_REQUEST_
Every line of the data must be copied exactly.

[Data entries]
>> Start

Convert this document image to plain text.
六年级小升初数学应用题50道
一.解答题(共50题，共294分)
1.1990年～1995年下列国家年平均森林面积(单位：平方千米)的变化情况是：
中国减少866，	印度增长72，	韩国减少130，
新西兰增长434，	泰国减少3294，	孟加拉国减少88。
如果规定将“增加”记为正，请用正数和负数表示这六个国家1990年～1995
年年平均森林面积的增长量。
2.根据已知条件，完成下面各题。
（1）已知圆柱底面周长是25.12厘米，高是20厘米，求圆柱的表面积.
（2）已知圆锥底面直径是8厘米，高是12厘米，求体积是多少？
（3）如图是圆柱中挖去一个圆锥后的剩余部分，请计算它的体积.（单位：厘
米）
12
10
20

>> End

_FULL SOLUTION_
Convert this document image to plain text.
六年级小升初数学应用题50道
一.解答题(共50题，共294分)
1.1990年～1995年下列国家年平均森林面积(单位：平方千米)的变化情况是：
中国减少866，	印度增长72，	韩国减少130，
新西兰增长434，	泰国减少3294，	孟加拉国减少88。
如果规定将“增加”记为正，请用正数和负数表示这六个国家1990年～1995
年年平均森林面积的增长量。
2.根据已知条件，完成下面各题。
（1）已知圆柱底面周长是25.12厘米，高是20厘米，求圆柱的表面积.
（2）已知圆锥底面直径是8厘米，高是12厘米，求体积是多少？
（3）如图是圆柱中挖去一个圆锥后的剩余部分，请计算它的体积.（单位：厘
米）
12
10
20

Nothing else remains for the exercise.